理解度チェック:
**1)** ボウシュウボラの解説のうち、「改訂新版 世界大百科事典 「ボウシュウボラ」の意味・わかりやすい解説」から「る。殻は貝細工の材料となる。」までの部分を、一字も変えずに書き写してください。
**2)** 次の (a)〜(c) の記述がボウシュウボラの解説の内容と一致するかどうかを、それぞれ「はい」か「いいえ」で答え、判断の根拠となる本文の語句をそのまま引用してください。(a) 殻頂部は紅色である。(b) 卵囊は夏季に産まれる。(c) ふたは白色で薄い。

::: 本文

改訂新版 世界大百科事典 「ボウシュウボラ」の意味・わかりやすい解説
ボウシュウボラ (房州法螺)
Charonia sauliae
フジツガイ科の大型巻貝。殻の高さ22cm,幅10cmくらいになる。殻は厚く堅固で,卵円錐形をしている。螺層(らそう)は10階余あり殻頂部は紅色。殻表には各層の肩に瘤(こぶ)の列があり,また細い螺肋(らろく)もある。淡黄褐色の地に黒褐色の斑がある。強い縦肋がところどころにできる。殻口は広く卵形で,その外縁は厚くなって開く。内側は白色で,外唇の歯状のしわは黒い。水管溝は短く,湾入する。ふたは黒褐色で卵形,革質で厚い。軟体の足は黄色で橙色斑がある。触角の先端のほうには黒色環がある。房総半島以南~九州,沖縄に分布し,潮間帯下より水深20mくらいまでの岩礁にすむ。肉食性でヒトデなどの棘皮(きよくひ)動物を好んで食べる。冬季,長さ2cm,幅0.5cmくらいの乳頭状の透明な卵囊を多数かためて産む。この中には薄橙色の卵が多数入っている。この卵囊をトックリホオズキという。発生がすすむと卵囊の先端が横に開き幼生が泳ぎ出る。肉は食用にするが,餌にした動物によっては毒性があり,中毒することがある。殻は貝細工の材料となる。

::::::
::: 元データ

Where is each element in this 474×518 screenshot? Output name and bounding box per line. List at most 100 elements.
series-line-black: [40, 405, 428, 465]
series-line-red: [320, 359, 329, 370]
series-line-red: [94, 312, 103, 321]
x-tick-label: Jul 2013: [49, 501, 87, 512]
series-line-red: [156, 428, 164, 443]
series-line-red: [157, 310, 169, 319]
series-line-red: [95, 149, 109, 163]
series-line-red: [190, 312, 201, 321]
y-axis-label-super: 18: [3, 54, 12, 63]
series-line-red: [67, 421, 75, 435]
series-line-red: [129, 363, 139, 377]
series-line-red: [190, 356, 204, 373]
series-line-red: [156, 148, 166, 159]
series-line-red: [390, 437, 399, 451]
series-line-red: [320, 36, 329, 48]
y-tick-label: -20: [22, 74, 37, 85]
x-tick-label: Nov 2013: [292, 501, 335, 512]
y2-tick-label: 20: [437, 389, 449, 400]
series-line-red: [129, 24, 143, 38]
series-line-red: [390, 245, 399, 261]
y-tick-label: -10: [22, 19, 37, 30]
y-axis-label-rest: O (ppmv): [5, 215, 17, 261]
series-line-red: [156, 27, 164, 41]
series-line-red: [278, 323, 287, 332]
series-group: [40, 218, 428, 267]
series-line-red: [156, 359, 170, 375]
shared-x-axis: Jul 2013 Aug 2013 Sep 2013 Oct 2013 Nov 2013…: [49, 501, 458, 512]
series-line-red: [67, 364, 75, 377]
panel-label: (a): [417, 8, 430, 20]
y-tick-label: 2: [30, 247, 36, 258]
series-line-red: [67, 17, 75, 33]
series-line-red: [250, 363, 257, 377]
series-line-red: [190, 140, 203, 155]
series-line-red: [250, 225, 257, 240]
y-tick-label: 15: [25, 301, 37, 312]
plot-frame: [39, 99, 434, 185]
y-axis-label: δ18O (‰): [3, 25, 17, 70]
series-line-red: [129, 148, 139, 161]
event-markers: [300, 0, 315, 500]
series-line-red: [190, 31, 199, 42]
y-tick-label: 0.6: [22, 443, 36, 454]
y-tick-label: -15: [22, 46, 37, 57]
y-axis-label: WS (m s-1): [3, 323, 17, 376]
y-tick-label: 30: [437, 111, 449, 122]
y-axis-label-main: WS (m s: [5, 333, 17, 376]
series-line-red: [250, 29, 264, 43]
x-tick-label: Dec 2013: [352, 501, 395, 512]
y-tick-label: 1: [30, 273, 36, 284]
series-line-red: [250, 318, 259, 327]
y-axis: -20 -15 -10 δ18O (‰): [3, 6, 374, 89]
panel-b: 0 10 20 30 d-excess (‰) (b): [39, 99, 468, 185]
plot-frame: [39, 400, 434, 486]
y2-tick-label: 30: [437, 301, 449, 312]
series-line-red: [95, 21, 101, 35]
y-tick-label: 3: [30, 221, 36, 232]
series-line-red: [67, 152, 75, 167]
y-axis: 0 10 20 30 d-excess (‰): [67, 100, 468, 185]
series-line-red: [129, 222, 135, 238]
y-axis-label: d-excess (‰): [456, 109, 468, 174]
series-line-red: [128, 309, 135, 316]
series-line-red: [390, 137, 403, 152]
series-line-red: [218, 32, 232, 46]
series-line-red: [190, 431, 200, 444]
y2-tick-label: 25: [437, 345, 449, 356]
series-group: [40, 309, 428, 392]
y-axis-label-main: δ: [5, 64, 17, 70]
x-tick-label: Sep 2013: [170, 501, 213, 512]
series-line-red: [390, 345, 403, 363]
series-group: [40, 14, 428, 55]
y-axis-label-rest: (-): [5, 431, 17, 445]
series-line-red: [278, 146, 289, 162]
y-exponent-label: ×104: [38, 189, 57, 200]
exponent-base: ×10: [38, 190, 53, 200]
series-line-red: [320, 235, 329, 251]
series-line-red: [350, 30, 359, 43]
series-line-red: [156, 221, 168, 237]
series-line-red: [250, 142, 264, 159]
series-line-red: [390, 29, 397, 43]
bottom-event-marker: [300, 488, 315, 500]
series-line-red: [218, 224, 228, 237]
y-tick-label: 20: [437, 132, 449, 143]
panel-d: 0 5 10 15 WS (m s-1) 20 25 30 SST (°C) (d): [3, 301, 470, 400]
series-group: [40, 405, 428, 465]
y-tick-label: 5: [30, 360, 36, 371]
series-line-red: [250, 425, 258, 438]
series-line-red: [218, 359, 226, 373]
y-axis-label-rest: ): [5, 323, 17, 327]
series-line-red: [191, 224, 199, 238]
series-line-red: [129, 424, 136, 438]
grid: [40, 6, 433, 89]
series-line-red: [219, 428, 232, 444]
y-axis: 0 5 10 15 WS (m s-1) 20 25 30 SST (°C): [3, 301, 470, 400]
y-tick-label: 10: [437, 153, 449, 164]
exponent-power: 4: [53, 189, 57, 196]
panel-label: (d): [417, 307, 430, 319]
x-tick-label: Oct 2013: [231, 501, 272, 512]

::::::

各問の解答:
**1)**
改訂新版 世界大百科事典 「ボウシュウボラ」の意味・わかりやすい解説
ボウシュウボラ (房州法螺)
Charonia sauliae
フジツガイ科の大型巻貝。殻の高さ22cm,幅10cmくらいになる。殻は厚く堅固で,卵円錐形をしている。螺層(らそう)は10階余あり殻頂部は紅色。殻表には各層の肩に瘤(こぶ)の列があり,また細い螺肋(らろく)もある。淡黄褐色の地に黒褐色の斑がある。強い縦肋がところどころにできる。殻口は広く卵形で,その外縁は厚くなって開く。内側は白色で,外唇の歯状のしわは黒い。水管溝は短く,湾入する。ふたは黒褐色で卵形,革質で厚い。軟体の足は黄色で橙色斑がある。触角の先端のほうには黒色環がある。房総半島以南~九州,沖縄に分布し,潮間帯下より水深20mくらいまでの岩礁にすむ。肉食性でヒトデなどの棘皮(きよくひ)動物を好んで食べる。冬季,長さ2cm,幅0.5cmくらいの乳頭状の透明な卵囊を多数かためて産む。この中には薄橙色の卵が多数入っている。この卵囊をトックリホオズキという。発生がすすむと卵囊の先端が横に開き幼生が泳ぎ出る。肉は食用にするが,餌にした動物によっては毒性があり,中毒することがある。殻は貝細工の材料となる。

**2)**
(a) はい。「殻頂部は紅色」
(b) いいえ。「冬季,長さ2cm,幅0.5cmくらいの乳頭状の透明な卵囊を多数かためて産む」
(c) いいえ。「ふたは黒褐色で卵形,革質で厚い」